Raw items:
┄┄┄┄┄┄┄┄┄┄┄┄┄┄┄┄┄┄┄┄
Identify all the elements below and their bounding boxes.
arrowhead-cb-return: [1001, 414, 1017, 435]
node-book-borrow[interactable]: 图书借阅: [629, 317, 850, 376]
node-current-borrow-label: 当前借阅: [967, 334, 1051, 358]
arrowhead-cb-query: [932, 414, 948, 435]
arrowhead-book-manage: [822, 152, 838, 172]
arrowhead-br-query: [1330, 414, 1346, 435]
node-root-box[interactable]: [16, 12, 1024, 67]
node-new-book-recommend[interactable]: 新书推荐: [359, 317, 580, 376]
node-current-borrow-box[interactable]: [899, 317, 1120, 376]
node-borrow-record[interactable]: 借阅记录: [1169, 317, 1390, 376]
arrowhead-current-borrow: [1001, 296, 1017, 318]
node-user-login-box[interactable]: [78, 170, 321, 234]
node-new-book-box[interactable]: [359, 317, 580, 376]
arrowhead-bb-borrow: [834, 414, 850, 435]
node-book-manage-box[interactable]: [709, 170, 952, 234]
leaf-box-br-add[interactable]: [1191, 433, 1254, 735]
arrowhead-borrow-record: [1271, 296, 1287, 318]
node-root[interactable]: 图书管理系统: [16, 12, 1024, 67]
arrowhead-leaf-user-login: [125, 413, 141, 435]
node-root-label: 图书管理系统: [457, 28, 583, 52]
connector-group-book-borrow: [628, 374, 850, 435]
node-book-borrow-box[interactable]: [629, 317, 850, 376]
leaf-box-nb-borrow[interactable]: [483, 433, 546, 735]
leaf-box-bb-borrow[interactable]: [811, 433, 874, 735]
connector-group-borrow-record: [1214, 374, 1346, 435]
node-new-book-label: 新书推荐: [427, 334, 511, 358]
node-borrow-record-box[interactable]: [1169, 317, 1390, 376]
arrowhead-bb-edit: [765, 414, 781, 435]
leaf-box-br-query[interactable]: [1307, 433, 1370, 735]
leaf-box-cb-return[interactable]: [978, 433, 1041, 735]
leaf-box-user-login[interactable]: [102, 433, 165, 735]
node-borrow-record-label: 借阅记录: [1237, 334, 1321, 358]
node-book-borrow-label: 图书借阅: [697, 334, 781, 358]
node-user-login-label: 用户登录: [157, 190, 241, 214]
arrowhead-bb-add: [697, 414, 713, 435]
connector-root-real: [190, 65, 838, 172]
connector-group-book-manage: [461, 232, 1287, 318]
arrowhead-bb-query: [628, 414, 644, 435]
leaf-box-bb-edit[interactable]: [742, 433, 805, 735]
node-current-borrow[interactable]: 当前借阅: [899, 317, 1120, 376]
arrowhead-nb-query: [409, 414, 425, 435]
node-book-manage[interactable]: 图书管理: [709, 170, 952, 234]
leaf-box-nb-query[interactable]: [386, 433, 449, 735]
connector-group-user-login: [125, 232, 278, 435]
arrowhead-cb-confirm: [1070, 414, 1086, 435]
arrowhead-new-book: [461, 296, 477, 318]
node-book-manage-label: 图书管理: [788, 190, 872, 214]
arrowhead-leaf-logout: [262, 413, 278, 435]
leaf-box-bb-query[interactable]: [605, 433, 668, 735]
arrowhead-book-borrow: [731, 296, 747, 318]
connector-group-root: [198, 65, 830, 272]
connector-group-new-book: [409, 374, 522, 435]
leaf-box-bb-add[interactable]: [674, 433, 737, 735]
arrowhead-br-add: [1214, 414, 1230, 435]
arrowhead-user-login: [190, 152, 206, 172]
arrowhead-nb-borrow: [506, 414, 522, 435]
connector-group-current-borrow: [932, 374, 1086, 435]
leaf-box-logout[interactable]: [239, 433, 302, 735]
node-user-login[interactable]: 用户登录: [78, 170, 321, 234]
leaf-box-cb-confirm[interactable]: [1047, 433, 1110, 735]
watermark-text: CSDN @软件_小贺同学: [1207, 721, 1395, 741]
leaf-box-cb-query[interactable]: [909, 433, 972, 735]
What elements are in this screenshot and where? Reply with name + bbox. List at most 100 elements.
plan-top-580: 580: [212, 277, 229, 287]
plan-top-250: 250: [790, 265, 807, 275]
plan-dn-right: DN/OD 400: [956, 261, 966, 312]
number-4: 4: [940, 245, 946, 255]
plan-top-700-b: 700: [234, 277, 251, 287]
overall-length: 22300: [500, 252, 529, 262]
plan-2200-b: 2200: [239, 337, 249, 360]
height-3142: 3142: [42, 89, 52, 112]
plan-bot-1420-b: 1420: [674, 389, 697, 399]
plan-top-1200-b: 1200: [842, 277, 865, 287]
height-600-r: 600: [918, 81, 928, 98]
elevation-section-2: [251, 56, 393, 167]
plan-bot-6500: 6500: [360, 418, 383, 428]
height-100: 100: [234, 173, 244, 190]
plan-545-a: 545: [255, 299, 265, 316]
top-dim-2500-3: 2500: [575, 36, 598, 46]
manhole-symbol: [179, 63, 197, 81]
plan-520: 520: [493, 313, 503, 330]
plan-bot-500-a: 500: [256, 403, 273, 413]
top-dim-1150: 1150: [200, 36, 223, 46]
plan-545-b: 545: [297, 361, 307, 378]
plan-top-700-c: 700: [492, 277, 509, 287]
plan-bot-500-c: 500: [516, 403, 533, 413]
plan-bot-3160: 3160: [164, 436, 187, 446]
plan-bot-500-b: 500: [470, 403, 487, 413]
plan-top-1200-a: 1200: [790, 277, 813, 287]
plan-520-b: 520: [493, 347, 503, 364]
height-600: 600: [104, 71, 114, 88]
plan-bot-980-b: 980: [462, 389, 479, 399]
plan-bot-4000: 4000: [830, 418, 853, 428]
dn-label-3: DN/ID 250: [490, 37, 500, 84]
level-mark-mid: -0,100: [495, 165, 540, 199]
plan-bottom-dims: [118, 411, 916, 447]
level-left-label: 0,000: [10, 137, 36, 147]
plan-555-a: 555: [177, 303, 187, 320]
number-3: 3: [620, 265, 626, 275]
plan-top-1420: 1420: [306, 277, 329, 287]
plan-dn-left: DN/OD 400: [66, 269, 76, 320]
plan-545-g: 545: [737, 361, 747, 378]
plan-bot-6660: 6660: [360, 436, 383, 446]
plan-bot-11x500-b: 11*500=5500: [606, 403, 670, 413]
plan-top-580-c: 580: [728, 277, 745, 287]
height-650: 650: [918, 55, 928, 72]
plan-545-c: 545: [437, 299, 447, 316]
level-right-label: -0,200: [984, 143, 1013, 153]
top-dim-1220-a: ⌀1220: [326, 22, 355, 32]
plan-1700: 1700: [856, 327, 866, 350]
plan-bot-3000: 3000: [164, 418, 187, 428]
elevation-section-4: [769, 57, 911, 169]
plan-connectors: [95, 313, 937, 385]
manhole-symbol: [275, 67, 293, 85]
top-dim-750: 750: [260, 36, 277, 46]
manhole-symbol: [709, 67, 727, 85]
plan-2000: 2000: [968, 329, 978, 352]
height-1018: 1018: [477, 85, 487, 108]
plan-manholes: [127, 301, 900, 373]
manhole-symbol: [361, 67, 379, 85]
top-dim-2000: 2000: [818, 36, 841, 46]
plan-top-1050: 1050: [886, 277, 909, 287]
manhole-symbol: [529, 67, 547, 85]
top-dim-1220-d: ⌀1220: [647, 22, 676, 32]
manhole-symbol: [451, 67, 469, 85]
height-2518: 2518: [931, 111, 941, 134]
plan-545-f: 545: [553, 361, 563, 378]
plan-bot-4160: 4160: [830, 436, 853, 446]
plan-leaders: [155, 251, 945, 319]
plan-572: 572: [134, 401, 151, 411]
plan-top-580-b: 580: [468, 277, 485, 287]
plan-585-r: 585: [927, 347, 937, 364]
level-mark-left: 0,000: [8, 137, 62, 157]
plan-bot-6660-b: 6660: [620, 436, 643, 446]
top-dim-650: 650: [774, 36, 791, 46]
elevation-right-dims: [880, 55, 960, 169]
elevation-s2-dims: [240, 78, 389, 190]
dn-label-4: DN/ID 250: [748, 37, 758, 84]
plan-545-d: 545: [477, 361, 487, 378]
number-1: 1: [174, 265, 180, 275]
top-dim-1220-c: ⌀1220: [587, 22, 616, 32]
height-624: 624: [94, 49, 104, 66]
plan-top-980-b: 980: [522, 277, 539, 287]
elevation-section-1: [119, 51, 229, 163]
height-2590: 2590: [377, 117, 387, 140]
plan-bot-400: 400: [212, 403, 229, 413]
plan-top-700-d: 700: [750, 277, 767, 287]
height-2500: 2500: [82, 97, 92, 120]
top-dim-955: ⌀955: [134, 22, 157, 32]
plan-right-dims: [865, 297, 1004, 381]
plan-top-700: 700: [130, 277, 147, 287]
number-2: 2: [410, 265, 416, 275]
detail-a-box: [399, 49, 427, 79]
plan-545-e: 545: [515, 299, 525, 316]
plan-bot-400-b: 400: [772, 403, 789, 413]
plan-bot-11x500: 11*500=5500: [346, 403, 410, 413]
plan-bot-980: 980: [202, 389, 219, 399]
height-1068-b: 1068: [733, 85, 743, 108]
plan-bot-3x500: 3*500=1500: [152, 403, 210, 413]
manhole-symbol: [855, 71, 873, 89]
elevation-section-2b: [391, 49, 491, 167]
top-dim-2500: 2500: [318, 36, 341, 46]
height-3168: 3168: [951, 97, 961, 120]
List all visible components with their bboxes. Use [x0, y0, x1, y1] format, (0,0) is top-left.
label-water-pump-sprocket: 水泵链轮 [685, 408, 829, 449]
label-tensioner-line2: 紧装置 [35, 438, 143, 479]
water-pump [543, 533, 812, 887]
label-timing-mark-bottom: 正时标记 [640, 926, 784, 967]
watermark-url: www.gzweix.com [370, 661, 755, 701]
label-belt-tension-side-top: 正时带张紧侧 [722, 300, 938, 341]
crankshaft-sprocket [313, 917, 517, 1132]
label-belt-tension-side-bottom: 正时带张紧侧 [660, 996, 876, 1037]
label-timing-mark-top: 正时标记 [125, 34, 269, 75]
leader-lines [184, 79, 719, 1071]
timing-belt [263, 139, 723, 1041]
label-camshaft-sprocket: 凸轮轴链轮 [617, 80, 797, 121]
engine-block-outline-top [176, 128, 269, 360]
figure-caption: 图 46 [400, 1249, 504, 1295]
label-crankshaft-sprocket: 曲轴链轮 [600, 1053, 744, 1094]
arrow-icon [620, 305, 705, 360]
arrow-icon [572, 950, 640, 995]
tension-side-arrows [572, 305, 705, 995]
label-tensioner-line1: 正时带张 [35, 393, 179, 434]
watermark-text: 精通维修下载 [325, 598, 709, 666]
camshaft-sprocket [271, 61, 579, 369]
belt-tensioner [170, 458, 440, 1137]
┄┄┄┄┄┄┄┄┄┄┄┄┄┄┄┄┄┄┄┄
Task instructions → Echo the items from the start through the line containing "leaf-box-br-query[interactable]: [1307, 433, 1370, 735]", both ends included, with each line unchanged.

Exercise output →
Identify all the elements below and their bounding boxes.
arrowhead-cb-return: [1001, 414, 1017, 435]
node-book-borrow[interactable]: 图书借阅: [629, 317, 850, 376]
node-current-borrow-label: 当前借阅: [967, 334, 1051, 358]
arrowhead-cb-query: [932, 414, 948, 435]
arrowhead-book-manage: [822, 152, 838, 172]
arrowhead-br-query: [1330, 414, 1346, 435]
node-root-box[interactable]: [16, 12, 1024, 67]
node-new-book-recommend[interactable]: 新书推荐: [359, 317, 580, 376]
node-current-borrow-box[interactable]: [899, 317, 1120, 376]
node-borrow-record[interactable]: 借阅记录: [1169, 317, 1390, 376]
arrowhead-current-borrow: [1001, 296, 1017, 318]
node-user-login-box[interactable]: [78, 170, 321, 234]
node-new-book-box[interactable]: [359, 317, 580, 376]
arrowhead-bb-borrow: [834, 414, 850, 435]
node-book-manage-box[interactable]: [709, 170, 952, 234]
leaf-box-br-add[interactable]: [1191, 433, 1254, 735]
arrowhead-borrow-record: [1271, 296, 1287, 318]
node-root[interactable]: 图书管理系统: [16, 12, 1024, 67]
arrowhead-leaf-user-login: [125, 413, 141, 435]
node-root-label: 图书管理系统: [457, 28, 583, 52]
connector-group-book-borrow: [628, 374, 850, 435]
node-book-borrow-box[interactable]: [629, 317, 850, 376]
leaf-box-nb-borrow[interactable]: [483, 433, 546, 735]
leaf-box-bb-borrow[interactable]: [811, 433, 874, 735]
connector-group-borrow-record: [1214, 374, 1346, 435]
node-new-book-label: 新书推荐: [427, 334, 511, 358]
node-borrow-record-box[interactable]: [1169, 317, 1390, 376]
arrowhead-bb-edit: [765, 414, 781, 435]
leaf-box-br-query[interactable]: [1307, 433, 1370, 735]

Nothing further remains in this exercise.